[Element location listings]
>>>

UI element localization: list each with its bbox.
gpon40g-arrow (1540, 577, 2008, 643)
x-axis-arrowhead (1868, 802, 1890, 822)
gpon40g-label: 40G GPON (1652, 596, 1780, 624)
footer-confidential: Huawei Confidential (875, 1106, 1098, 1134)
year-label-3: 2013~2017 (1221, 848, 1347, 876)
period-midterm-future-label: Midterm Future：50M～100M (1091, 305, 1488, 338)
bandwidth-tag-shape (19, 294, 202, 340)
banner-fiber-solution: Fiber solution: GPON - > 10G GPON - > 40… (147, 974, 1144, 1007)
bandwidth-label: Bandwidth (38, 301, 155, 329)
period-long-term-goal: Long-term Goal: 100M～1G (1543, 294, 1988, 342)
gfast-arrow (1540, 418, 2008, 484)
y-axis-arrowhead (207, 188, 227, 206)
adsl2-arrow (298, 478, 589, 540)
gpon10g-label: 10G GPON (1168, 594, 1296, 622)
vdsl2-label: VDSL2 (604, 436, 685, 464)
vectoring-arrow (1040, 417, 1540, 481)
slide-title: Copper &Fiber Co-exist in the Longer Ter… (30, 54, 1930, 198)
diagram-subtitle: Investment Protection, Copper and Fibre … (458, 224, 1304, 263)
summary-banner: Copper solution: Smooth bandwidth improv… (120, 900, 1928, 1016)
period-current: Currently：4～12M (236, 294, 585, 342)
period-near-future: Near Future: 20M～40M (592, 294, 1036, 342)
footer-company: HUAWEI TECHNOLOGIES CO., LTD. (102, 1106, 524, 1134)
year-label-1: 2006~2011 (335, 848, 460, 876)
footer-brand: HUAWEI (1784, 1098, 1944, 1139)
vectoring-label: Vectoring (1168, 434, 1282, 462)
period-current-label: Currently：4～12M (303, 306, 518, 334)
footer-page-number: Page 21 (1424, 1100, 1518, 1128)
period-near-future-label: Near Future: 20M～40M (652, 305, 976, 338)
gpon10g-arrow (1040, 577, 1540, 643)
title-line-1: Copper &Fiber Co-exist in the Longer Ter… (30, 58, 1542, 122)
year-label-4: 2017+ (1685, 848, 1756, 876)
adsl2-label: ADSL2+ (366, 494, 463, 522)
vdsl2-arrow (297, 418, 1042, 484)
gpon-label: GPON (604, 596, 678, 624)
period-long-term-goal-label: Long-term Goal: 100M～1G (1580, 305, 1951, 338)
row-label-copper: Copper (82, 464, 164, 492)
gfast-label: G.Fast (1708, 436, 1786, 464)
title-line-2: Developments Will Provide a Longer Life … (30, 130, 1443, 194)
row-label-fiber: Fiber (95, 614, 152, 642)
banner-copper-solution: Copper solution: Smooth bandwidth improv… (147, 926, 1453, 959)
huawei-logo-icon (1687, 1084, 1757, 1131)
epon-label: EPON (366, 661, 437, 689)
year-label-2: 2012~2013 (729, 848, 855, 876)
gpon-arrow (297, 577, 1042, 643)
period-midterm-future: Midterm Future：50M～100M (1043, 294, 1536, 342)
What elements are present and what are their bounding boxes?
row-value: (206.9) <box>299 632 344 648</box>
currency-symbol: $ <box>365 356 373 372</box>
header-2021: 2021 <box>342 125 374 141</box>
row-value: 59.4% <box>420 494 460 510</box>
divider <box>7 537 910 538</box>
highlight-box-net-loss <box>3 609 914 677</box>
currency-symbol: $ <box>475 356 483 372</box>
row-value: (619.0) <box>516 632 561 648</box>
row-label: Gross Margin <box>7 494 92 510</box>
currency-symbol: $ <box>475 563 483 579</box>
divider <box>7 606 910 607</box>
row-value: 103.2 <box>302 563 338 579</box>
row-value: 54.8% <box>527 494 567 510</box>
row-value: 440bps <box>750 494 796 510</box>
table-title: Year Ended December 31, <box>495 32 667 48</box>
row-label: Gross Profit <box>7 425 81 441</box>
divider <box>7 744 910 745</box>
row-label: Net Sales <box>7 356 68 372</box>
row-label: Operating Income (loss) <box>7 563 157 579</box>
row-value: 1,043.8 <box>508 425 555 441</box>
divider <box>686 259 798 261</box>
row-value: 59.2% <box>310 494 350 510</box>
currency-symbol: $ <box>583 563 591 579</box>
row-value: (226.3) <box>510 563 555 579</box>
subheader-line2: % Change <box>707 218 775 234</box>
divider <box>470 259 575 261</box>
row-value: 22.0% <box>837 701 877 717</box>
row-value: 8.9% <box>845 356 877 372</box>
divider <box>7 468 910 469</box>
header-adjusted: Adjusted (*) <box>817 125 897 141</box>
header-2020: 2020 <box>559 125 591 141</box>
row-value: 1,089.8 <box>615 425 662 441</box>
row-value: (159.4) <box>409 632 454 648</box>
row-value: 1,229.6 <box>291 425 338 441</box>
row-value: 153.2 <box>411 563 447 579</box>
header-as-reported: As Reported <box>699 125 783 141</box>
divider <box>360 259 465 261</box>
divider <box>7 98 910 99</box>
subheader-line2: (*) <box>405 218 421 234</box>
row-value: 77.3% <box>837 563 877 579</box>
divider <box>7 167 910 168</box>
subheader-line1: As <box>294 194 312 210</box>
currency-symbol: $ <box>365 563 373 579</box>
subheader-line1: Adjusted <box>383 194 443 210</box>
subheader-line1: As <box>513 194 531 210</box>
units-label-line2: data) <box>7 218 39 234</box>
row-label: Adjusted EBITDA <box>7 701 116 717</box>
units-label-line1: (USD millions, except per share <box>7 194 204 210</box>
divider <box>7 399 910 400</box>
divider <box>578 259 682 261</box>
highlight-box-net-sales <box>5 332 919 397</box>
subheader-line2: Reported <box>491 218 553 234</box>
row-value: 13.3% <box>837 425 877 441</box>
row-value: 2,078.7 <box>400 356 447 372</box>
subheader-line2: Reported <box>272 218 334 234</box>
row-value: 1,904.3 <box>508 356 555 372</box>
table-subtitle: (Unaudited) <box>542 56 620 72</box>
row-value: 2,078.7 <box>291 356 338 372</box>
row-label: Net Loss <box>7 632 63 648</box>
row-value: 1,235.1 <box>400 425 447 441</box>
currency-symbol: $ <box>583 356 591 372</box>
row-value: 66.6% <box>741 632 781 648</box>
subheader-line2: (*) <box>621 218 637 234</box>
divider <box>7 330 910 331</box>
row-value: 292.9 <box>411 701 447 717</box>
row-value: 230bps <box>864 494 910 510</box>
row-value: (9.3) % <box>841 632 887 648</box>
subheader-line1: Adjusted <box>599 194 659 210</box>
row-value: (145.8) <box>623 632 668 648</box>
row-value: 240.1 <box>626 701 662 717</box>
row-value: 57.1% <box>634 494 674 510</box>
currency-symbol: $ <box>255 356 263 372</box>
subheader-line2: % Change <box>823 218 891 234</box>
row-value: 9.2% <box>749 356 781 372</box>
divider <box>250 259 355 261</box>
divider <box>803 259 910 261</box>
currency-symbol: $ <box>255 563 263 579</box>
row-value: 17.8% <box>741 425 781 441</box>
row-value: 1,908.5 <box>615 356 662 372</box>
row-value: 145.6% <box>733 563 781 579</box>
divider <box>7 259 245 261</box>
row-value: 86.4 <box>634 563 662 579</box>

<<<

(WHAT YOU NEED TO DO): Could you copy every one of the lines above word for word?

(RESULT OF THE EXERCISE):
UI element localization: list each with its bbox.
gpon40g-arrow (1540, 577, 2008, 643)
x-axis-arrowhead (1868, 802, 1890, 822)
gpon40g-label: 40G GPON (1652, 596, 1780, 624)
footer-confidential: Huawei Confidential (875, 1106, 1098, 1134)
year-label-3: 2013~2017 (1221, 848, 1347, 876)
period-midterm-future-label: Midterm Future：50M～100M (1091, 305, 1488, 338)
bandwidth-tag-shape (19, 294, 202, 340)
banner-fiber-solution: Fiber solution: GPON - > 10G GPON - > 40… (147, 974, 1144, 1007)
bandwidth-label: Bandwidth (38, 301, 155, 329)
period-long-term-goal: Long-term Goal: 100M～1G (1543, 294, 1988, 342)
gfast-arrow (1540, 418, 2008, 484)
y-axis-arrowhead (207, 188, 227, 206)
adsl2-arrow (298, 478, 589, 540)
gpon10g-label: 10G GPON (1168, 594, 1296, 622)
vdsl2-label: VDSL2 (604, 436, 685, 464)
vectoring-arrow (1040, 417, 1540, 481)
slide-title: Copper &Fiber Co-exist in the Longer Ter… (30, 54, 1930, 198)
diagram-subtitle: Investment Protection, Copper and Fibre … (458, 224, 1304, 263)
summary-banner: Copper solution: Smooth bandwidth improv… (120, 900, 1928, 1016)
period-current: Currently：4～12M (236, 294, 585, 342)
period-near-future: Near Future: 20M～40M (592, 294, 1036, 342)
footer-company: HUAWEI TECHNOLOGIES CO., LTD. (102, 1106, 524, 1134)
year-label-1: 2006~2011 (335, 848, 460, 876)
footer-brand: HUAWEI (1784, 1098, 1944, 1139)
vectoring-label: Vectoring (1168, 434, 1282, 462)
period-current-label: Currently：4～12M (303, 306, 518, 334)
footer-page-number: Page 21 (1424, 1100, 1518, 1128)
period-near-future-label: Near Future: 20M～40M (652, 305, 976, 338)
gpon10g-arrow (1040, 577, 1540, 643)
title-line-1: Copper &Fiber Co-exist in the Longer Ter… (30, 58, 1542, 122)
year-label-4: 2017+ (1685, 848, 1756, 876)
adsl2-label: ADSL2+ (366, 494, 463, 522)
vdsl2-arrow (297, 418, 1042, 484)
gpon-label: GPON (604, 596, 678, 624)
period-long-term-goal-label: Long-term Goal: 100M～1G (1580, 305, 1951, 338)
row-label-copper: Copper (82, 464, 164, 492)
gfast-label: G.Fast (1708, 436, 1786, 464)
title-line-2: Developments Will Provide a Longer Life … (30, 130, 1443, 194)
row-label-fiber: Fiber (95, 614, 152, 642)
banner-copper-solution: Copper solution: Smooth bandwidth improv… (147, 926, 1453, 959)
huawei-logo-icon (1687, 1084, 1757, 1131)
epon-label: EPON (366, 661, 437, 689)
year-label-2: 2012~2013 (729, 848, 855, 876)
gpon-arrow (297, 577, 1042, 643)
period-midterm-future: Midterm Future：50M～100M (1043, 294, 1536, 342)
What elements are present and what are their bounding boxes?
row-value: (206.9) <box>299 632 344 648</box>
currency-symbol: $ <box>365 356 373 372</box>
header-2021: 2021 <box>342 125 374 141</box>
row-value: 59.4% <box>420 494 460 510</box>
divider <box>7 537 910 538</box>
highlight-box-net-loss <box>3 609 914 677</box>
currency-symbol: $ <box>475 356 483 372</box>
row-value: (619.0) <box>516 632 561 648</box>
row-label: Gross Margin <box>7 494 92 510</box>
currency-symbol: $ <box>475 563 483 579</box>
divider <box>7 606 910 607</box>
row-value: 103.2 <box>302 563 338 579</box>
row-value: 54.8% <box>527 494 567 510</box>
row-value: 440bps <box>750 494 796 510</box>
table-title: Year Ended December 31, <box>495 32 667 48</box>
row-label: Gross Profit <box>7 425 81 441</box>
divider <box>7 744 910 745</box>
row-label: Net Sales <box>7 356 68 372</box>
row-label: Operating Income (loss) <box>7 563 157 579</box>
row-value: 1,043.8 <box>508 425 555 441</box>
divider <box>686 259 798 261</box>
row-value: 59.2% <box>310 494 350 510</box>
currency-symbol: $ <box>583 563 591 579</box>
row-value: (226.3) <box>510 563 555 579</box>
subheader-line2: % Change <box>707 218 775 234</box>
divider <box>470 259 575 261</box>
row-value: 22.0% <box>837 701 877 717</box>
row-value: 8.9% <box>845 356 877 372</box>
divider <box>7 468 910 469</box>
header-adjusted: Adjusted (*) <box>817 125 897 141</box>
header-2020: 2020 <box>559 125 591 141</box>
row-value: 1,089.8 <box>615 425 662 441</box>
row-value: (159.4) <box>409 632 454 648</box>
row-value: 1,229.6 <box>291 425 338 441</box>
row-value: 153.2 <box>411 563 447 579</box>
header-as-reported: As Reported <box>699 125 783 141</box>
divider <box>360 259 465 261</box>
divider <box>7 98 910 99</box>
subheader-line2: (*) <box>405 218 421 234</box>
row-value: 77.3% <box>837 563 877 579</box>
divider <box>7 167 910 168</box>
subheader-line1: As <box>294 194 312 210</box>
currency-symbol: $ <box>365 563 373 579</box>
subheader-line1: Adjusted <box>383 194 443 210</box>
subheader-line1: As <box>513 194 531 210</box>
units-label-line2: data) <box>7 218 39 234</box>
row-label: Adjusted EBITDA <box>7 701 116 717</box>
units-label-line1: (USD millions, except per share <box>7 194 204 210</box>
divider <box>7 399 910 400</box>
divider <box>578 259 682 261</box>
highlight-box-net-sales <box>5 332 919 397</box>
subheader-line2: Reported <box>491 218 553 234</box>
row-value: 13.3% <box>837 425 877 441</box>
row-value: 2,078.7 <box>400 356 447 372</box>
subheader-line2: Reported <box>272 218 334 234</box>
row-value: 1,904.3 <box>508 356 555 372</box>
table-subtitle: (Unaudited) <box>542 56 620 72</box>
row-value: 2,078.7 <box>291 356 338 372</box>
row-label: Net Loss <box>7 632 63 648</box>
row-value: 1,235.1 <box>400 425 447 441</box>
currency-symbol: $ <box>583 356 591 372</box>
row-value: 66.6% <box>741 632 781 648</box>
subheader-line2: (*) <box>621 218 637 234</box>
divider <box>7 330 910 331</box>
row-value: 292.9 <box>411 701 447 717</box>
row-value: 230bps <box>864 494 910 510</box>
row-value: (9.3) % <box>841 632 887 648</box>
subheader-line1: Adjusted <box>599 194 659 210</box>
row-value: (145.8) <box>623 632 668 648</box>
row-value: 240.1 <box>626 701 662 717</box>
row-value: 57.1% <box>634 494 674 510</box>
currency-symbol: $ <box>255 356 263 372</box>
subheader-line2: % Change <box>823 218 891 234</box>
row-value: 9.2% <box>749 356 781 372</box>
divider <box>250 259 355 261</box>
divider <box>803 259 910 261</box>
currency-symbol: $ <box>255 563 263 579</box>
row-value: 17.8% <box>741 425 781 441</box>
row-value: 1,908.5 <box>615 356 662 372</box>
row-value: 145.6% <box>733 563 781 579</box>
divider <box>7 259 245 261</box>
row-value: 86.4 <box>634 563 662 579</box>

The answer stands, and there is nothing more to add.